— Short task —
For each line below that contains the string "document", copy that line.

— Task input —
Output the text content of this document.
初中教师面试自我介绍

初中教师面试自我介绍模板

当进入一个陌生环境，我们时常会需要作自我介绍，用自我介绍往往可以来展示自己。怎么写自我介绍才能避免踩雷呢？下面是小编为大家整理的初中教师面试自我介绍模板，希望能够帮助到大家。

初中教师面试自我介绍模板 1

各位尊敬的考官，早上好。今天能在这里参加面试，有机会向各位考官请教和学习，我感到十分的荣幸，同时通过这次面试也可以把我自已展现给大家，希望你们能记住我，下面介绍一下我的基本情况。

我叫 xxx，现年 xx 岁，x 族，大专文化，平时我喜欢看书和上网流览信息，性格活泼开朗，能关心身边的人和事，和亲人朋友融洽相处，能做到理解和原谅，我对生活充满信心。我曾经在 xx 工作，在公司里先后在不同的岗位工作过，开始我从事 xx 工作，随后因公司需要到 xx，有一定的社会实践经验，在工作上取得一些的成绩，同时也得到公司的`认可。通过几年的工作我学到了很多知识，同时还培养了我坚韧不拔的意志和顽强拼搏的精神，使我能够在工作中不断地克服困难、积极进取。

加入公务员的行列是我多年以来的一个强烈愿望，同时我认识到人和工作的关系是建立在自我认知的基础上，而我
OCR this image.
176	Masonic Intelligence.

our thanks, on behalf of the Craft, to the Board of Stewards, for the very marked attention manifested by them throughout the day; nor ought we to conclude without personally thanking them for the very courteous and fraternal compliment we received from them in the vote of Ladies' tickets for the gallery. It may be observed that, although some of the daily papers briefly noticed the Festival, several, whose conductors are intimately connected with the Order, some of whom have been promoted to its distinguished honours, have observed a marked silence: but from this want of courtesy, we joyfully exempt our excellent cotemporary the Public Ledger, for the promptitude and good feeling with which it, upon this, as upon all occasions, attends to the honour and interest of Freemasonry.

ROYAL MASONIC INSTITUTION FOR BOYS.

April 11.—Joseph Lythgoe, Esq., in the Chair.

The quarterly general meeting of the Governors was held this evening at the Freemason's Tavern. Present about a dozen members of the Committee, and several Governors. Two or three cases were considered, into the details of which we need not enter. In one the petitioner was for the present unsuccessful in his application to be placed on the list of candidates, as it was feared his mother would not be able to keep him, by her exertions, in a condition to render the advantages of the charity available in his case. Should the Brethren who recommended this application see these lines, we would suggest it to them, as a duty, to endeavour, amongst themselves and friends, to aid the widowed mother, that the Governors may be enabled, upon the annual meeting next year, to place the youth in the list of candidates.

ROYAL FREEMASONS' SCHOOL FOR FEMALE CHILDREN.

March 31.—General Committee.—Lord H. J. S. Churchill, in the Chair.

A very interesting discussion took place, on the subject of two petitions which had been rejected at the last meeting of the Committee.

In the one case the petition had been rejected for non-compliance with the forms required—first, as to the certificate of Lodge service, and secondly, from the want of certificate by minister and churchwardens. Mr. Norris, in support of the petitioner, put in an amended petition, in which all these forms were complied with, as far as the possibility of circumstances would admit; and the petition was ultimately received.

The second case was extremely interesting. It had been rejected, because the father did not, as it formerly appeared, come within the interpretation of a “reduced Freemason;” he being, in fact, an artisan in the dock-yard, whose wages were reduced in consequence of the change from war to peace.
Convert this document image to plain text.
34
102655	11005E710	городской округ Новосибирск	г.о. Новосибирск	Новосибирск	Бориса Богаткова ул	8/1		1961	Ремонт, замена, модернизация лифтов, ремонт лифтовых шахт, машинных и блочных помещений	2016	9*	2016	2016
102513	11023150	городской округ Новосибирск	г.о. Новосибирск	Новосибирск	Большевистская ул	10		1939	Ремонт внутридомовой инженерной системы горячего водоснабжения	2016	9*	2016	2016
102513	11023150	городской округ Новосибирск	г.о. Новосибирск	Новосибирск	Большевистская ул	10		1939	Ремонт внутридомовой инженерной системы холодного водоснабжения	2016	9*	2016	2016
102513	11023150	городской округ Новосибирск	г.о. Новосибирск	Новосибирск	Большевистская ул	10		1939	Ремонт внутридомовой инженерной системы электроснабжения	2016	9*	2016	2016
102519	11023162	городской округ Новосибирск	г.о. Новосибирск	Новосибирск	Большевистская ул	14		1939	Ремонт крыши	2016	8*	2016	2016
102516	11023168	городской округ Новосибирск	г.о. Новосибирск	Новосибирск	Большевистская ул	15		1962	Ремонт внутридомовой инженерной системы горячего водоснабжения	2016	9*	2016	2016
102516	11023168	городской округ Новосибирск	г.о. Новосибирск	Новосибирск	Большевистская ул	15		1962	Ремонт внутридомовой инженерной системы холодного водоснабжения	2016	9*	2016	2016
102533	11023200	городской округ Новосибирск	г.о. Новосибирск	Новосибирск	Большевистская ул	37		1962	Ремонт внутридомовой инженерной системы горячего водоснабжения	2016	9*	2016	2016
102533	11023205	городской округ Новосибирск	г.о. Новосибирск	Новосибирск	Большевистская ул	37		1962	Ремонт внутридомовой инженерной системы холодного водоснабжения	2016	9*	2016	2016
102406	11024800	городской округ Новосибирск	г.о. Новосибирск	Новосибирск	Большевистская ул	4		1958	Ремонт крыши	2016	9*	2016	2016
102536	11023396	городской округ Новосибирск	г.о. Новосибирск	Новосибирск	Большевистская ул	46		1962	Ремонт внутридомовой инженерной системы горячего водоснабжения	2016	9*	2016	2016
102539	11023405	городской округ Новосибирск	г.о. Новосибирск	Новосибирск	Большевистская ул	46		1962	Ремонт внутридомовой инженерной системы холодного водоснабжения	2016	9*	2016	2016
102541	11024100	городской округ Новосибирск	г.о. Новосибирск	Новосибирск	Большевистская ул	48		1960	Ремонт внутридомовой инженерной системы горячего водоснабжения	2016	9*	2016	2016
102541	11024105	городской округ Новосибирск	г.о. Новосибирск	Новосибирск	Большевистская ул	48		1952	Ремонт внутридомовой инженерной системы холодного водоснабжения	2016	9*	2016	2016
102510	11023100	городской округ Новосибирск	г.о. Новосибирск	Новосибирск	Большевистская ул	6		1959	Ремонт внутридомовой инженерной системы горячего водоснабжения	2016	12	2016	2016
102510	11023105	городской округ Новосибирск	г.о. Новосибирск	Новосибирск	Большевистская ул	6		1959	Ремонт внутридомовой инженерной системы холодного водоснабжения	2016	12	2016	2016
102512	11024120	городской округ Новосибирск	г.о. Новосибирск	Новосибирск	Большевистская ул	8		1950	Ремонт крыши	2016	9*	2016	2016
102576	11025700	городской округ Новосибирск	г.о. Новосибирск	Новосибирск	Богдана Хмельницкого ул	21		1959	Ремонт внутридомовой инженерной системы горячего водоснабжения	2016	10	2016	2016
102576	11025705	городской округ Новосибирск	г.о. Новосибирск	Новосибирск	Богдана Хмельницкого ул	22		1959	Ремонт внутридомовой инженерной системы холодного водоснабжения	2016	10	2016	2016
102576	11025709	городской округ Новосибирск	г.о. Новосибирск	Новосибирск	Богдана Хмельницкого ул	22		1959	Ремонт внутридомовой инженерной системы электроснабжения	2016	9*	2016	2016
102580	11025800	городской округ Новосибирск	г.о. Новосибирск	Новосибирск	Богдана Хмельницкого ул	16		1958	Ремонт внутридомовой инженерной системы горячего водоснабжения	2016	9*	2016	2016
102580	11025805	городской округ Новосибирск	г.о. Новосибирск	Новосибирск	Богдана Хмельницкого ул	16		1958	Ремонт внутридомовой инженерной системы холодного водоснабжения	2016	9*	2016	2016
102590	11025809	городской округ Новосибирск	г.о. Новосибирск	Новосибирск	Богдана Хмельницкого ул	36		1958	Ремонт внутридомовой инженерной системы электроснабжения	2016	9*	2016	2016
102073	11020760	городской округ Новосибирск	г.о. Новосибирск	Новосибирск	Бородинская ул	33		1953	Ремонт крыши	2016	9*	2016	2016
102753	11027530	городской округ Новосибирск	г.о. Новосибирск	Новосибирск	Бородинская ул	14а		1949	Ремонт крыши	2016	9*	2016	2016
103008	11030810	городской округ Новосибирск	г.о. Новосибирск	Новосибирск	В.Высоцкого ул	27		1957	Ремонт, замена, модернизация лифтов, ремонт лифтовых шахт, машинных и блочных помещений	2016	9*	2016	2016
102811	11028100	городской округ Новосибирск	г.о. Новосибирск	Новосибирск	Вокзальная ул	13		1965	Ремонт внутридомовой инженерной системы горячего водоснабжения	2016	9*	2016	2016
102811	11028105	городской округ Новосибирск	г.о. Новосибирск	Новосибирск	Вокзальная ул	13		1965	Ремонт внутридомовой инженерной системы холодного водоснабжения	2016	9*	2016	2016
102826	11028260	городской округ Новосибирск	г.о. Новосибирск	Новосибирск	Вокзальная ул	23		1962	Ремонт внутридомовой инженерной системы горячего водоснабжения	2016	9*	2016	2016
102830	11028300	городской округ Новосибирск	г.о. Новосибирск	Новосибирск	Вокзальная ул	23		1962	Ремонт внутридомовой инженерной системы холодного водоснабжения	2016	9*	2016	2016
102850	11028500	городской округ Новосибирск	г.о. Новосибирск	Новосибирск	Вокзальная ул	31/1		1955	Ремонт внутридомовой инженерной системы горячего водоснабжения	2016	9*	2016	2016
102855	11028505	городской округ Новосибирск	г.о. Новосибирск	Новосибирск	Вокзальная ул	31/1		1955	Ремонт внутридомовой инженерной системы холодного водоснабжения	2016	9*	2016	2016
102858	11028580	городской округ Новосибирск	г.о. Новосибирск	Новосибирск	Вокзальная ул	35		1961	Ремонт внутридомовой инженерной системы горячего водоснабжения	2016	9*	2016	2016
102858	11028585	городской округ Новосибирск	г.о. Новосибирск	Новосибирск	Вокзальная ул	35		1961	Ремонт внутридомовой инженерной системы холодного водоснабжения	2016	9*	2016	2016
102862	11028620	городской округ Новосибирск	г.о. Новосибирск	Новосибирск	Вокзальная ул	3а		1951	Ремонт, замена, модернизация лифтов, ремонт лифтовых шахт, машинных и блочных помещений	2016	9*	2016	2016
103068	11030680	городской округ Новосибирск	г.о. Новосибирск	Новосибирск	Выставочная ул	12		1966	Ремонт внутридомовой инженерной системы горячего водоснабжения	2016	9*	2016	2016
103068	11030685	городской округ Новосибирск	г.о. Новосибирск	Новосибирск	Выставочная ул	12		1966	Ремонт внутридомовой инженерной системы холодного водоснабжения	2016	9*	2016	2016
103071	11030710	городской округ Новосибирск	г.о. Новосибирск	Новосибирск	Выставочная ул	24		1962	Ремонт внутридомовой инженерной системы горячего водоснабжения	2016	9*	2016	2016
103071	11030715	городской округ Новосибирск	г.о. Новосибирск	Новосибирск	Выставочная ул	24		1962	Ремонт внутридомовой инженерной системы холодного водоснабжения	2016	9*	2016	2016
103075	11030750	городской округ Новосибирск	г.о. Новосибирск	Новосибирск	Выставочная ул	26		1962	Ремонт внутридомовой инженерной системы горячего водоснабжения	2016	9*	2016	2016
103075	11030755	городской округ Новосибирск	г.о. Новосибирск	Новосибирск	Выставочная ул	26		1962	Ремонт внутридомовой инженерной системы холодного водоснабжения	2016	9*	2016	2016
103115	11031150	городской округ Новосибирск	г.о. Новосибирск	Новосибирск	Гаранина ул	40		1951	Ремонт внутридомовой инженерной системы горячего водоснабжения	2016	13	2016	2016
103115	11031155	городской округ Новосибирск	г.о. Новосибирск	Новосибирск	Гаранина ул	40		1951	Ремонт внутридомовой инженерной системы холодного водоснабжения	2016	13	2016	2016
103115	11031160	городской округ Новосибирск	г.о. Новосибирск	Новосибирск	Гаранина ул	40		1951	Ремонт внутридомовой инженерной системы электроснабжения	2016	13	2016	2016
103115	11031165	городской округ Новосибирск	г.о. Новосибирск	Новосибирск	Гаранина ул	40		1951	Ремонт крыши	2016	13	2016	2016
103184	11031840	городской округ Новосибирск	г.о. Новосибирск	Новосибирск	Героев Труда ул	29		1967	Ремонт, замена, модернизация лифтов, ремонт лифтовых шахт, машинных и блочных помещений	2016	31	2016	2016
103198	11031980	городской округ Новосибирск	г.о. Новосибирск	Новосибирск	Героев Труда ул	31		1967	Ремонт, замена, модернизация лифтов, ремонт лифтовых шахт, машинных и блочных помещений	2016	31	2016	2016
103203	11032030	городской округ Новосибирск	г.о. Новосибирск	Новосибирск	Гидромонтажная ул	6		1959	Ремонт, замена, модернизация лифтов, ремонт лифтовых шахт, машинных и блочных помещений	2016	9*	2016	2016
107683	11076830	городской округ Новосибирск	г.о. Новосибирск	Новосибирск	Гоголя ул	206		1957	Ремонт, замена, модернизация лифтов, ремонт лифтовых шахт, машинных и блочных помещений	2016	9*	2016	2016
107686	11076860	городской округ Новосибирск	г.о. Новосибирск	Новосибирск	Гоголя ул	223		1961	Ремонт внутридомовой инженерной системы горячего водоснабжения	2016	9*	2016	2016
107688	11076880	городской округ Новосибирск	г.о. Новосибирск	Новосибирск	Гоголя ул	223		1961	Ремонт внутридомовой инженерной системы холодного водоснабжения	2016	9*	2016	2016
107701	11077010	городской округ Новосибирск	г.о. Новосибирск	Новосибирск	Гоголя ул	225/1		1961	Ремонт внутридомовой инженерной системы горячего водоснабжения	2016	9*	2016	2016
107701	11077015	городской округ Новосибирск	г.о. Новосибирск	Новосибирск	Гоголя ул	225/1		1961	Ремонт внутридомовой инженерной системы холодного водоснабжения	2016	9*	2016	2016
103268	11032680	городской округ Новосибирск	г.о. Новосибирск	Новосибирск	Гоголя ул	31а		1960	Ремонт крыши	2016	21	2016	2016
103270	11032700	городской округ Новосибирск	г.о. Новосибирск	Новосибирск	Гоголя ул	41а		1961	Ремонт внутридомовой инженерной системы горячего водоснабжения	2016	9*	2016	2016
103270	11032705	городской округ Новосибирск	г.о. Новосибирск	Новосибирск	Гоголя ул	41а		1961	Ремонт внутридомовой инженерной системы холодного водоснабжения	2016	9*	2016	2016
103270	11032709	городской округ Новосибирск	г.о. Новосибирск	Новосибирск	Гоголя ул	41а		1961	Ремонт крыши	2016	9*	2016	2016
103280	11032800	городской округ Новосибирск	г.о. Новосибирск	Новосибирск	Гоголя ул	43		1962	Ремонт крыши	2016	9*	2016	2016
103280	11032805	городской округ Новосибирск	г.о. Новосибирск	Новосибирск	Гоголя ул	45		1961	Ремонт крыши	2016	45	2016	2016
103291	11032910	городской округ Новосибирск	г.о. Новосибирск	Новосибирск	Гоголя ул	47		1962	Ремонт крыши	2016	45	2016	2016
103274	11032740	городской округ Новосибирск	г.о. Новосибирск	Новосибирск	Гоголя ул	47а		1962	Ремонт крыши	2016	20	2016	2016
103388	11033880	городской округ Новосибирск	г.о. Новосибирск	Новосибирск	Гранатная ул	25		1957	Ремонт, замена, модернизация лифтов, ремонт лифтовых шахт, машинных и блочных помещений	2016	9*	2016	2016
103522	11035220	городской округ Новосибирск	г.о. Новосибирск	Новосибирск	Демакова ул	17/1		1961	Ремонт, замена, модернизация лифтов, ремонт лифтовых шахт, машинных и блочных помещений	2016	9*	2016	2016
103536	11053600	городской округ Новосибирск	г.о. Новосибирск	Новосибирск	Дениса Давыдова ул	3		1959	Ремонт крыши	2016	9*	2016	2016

— Result below —
Output the text content of this document.
Convert this document image to plain text.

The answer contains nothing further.